-- START OF Dataset records --

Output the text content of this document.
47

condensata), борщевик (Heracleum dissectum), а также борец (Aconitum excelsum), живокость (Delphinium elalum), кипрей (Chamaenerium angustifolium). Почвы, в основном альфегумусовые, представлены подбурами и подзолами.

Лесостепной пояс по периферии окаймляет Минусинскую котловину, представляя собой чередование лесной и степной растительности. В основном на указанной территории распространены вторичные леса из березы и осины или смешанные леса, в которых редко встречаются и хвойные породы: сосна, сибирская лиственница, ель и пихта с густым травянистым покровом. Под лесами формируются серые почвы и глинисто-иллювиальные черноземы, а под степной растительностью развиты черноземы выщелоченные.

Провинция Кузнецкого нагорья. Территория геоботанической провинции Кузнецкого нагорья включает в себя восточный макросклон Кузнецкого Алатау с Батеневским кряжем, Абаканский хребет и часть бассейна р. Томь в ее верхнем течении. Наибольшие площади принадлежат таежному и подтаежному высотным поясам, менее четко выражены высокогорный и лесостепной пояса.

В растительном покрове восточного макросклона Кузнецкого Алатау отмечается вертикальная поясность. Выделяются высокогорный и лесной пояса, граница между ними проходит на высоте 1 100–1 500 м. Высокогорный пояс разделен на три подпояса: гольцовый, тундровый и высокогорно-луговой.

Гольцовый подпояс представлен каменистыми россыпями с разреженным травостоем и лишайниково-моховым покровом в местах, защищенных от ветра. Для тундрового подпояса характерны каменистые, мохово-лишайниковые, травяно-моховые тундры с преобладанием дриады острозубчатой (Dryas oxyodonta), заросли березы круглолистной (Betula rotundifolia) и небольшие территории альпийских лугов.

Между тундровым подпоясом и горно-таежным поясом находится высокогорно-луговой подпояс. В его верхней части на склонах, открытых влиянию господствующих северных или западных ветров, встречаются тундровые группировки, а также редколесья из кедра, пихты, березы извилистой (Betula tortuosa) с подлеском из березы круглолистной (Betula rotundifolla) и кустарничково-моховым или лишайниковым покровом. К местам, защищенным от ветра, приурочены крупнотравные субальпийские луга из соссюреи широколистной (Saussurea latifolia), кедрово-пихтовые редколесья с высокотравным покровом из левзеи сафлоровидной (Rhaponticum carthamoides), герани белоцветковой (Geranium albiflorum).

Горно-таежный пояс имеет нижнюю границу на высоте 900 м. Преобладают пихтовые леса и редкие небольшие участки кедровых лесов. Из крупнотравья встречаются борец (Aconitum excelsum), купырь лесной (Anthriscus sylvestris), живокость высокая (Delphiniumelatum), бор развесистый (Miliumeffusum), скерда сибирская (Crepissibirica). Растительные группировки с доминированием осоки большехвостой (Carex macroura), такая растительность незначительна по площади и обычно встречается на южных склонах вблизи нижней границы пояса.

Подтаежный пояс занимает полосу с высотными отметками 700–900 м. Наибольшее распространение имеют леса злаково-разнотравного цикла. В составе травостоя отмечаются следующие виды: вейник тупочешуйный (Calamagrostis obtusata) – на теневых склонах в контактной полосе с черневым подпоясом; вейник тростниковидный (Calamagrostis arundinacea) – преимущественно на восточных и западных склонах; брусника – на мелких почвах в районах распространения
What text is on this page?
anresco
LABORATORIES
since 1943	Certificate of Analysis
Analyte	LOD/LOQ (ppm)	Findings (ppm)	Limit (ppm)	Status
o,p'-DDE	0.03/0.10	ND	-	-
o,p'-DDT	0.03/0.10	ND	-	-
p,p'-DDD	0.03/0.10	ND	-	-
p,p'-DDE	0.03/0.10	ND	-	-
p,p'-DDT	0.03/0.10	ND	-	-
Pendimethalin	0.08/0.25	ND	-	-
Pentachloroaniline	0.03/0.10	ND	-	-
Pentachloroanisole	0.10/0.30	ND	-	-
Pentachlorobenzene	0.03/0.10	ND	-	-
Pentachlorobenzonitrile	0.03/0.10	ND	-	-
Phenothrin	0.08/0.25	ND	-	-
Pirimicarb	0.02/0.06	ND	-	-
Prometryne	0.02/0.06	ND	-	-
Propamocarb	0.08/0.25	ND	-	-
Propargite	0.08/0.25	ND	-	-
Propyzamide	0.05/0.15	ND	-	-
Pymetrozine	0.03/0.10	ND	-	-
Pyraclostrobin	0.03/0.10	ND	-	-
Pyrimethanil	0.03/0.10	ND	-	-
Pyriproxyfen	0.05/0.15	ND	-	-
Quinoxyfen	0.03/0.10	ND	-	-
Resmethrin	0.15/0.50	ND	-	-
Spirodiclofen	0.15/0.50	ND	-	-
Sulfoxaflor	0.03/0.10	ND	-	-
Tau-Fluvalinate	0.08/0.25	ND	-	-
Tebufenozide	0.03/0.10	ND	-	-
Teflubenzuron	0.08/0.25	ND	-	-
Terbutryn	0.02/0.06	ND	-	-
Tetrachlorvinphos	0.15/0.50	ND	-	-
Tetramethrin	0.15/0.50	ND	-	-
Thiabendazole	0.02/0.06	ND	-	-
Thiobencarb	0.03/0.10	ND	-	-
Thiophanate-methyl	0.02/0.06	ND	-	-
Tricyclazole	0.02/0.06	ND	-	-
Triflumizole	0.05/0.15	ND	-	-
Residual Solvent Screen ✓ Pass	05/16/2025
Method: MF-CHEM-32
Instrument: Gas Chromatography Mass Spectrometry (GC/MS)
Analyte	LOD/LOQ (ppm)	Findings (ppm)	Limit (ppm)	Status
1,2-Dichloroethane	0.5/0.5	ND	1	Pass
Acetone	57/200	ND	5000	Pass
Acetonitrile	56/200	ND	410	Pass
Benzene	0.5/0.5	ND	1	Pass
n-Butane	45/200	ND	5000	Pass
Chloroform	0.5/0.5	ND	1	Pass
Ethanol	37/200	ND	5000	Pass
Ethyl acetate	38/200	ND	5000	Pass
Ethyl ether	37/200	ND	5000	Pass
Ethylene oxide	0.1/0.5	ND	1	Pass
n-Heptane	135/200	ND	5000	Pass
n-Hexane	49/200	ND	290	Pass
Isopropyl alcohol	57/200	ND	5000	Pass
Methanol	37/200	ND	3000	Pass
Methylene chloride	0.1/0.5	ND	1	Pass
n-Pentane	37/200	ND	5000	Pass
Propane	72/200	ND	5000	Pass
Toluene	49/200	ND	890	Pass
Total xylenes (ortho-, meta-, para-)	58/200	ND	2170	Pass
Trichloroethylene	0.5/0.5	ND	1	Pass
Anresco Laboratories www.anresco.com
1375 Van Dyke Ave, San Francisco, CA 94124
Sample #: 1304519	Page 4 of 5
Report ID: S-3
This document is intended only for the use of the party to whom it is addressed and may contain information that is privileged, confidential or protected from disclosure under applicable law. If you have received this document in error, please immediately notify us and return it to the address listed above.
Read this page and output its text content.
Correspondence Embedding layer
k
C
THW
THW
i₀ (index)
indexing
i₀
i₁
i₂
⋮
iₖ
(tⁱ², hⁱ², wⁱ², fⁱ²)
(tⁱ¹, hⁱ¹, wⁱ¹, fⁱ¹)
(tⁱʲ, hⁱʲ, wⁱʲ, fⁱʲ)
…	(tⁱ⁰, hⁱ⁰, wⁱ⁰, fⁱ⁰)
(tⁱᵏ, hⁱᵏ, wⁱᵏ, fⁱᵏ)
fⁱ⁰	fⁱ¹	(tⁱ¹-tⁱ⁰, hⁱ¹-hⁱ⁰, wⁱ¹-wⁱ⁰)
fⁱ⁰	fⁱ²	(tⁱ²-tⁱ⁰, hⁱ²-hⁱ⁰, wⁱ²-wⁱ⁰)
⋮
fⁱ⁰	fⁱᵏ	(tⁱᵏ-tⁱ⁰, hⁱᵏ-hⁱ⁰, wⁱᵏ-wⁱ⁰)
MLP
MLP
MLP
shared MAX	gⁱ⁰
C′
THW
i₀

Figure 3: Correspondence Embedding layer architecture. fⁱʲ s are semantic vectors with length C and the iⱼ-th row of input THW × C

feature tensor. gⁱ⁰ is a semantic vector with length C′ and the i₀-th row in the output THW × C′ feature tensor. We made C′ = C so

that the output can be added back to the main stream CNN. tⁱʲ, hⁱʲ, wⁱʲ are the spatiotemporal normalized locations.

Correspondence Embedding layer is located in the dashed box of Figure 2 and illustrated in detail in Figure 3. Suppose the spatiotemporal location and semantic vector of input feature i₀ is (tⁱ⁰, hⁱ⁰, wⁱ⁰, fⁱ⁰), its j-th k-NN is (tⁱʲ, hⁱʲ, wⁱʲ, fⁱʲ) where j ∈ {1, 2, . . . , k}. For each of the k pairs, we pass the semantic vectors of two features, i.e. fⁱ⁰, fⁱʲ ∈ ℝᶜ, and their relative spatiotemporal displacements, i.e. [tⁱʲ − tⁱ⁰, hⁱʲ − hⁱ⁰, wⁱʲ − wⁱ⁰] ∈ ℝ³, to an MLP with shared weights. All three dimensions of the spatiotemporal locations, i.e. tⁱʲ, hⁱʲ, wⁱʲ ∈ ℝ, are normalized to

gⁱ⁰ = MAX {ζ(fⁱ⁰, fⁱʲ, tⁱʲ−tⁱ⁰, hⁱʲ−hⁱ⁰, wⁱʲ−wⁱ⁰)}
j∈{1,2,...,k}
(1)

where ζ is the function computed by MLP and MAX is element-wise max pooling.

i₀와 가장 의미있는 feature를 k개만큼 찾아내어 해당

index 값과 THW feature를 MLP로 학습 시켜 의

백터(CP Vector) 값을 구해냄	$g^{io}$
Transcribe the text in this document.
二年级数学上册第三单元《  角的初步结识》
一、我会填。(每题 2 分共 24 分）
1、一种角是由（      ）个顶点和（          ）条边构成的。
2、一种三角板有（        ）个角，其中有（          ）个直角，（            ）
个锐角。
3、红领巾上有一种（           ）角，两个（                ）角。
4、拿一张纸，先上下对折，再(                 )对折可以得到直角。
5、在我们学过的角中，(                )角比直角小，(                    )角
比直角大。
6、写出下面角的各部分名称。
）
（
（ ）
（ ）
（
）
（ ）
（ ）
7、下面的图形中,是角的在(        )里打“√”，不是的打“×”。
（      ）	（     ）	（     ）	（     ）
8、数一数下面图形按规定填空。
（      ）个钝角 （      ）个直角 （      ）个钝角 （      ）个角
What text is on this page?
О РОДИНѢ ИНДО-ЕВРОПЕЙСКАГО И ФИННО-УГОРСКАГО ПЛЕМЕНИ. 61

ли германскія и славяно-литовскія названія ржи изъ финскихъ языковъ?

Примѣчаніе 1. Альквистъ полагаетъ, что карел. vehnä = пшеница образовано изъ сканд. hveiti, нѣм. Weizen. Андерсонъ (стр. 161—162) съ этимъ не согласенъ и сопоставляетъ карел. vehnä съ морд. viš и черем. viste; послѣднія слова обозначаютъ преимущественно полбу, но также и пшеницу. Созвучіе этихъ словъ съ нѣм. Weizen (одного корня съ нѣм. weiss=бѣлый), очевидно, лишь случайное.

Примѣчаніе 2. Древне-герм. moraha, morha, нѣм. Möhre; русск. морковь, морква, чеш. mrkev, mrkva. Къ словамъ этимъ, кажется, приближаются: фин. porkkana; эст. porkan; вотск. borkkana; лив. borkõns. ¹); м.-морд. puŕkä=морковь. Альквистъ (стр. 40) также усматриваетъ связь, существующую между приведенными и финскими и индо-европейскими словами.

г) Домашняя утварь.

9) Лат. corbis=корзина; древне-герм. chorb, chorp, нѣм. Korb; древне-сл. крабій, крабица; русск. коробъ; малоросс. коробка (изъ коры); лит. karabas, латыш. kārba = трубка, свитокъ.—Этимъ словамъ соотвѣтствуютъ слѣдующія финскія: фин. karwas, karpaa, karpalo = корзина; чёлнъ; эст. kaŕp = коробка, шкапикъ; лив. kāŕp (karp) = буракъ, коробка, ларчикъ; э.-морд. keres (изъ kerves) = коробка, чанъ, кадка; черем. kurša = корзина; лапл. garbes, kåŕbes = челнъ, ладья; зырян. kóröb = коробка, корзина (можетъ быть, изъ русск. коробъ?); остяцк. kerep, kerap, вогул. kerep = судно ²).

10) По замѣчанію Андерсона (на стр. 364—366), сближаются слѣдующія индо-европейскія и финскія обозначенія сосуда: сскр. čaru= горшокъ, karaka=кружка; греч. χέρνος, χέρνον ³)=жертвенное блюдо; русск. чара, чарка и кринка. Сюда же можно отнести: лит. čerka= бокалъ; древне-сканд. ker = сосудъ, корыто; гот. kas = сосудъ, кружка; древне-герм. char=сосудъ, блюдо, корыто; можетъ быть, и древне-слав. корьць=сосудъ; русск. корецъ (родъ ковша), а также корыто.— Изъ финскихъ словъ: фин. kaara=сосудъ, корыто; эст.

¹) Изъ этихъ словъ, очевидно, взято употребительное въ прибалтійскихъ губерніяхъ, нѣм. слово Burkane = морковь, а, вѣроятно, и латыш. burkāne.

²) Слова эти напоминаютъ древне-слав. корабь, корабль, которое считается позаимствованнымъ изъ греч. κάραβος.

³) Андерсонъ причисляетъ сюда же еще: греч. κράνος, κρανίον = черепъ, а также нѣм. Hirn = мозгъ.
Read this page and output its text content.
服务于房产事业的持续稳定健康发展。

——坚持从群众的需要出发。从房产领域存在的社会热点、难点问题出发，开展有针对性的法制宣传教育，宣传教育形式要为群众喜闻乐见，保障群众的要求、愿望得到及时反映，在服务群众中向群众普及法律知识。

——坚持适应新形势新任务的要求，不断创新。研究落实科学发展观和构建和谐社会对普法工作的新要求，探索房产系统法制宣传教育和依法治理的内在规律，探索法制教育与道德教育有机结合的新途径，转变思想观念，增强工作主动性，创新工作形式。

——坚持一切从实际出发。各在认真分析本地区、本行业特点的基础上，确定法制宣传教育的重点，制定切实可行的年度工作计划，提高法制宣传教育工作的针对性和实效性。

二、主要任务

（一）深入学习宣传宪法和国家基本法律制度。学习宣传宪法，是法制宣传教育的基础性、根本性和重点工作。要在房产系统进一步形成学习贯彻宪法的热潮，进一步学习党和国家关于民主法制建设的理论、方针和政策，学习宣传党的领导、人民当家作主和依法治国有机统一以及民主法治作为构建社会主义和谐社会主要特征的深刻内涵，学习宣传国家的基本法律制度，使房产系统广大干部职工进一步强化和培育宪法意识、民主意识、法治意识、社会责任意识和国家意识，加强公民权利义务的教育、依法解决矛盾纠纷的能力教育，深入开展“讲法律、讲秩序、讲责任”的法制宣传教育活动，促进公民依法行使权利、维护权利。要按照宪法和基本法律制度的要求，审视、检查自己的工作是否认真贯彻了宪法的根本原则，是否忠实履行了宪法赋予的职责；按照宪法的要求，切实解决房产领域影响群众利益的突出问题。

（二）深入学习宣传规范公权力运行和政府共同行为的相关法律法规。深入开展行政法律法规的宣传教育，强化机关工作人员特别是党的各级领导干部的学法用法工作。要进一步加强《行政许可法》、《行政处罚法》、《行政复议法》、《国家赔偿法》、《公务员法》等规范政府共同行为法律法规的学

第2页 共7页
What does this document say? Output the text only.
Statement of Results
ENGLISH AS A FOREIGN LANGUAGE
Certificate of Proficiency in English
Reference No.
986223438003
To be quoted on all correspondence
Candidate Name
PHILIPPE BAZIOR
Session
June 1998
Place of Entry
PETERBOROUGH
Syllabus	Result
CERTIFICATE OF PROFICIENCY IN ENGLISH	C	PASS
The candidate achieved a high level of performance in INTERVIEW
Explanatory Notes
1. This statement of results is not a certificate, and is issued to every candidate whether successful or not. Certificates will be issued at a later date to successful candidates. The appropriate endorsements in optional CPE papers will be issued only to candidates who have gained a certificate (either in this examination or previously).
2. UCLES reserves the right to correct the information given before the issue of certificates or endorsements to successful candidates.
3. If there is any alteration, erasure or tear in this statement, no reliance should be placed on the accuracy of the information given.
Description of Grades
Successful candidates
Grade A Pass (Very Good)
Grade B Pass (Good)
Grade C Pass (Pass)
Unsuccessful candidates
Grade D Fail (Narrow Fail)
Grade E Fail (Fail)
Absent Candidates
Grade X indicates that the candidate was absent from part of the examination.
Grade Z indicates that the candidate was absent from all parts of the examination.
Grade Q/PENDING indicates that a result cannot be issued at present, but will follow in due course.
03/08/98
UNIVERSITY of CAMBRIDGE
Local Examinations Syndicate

-- END OF Dataset records --

• **Directions**: From the entries, copy out each line containing the word "feature를".

• **Task output**:
i₀와 가장 의미있는 feature를 k개만큼 찾아내어 해당
index 값과 THW feature를 MLP로 학습 시켜 의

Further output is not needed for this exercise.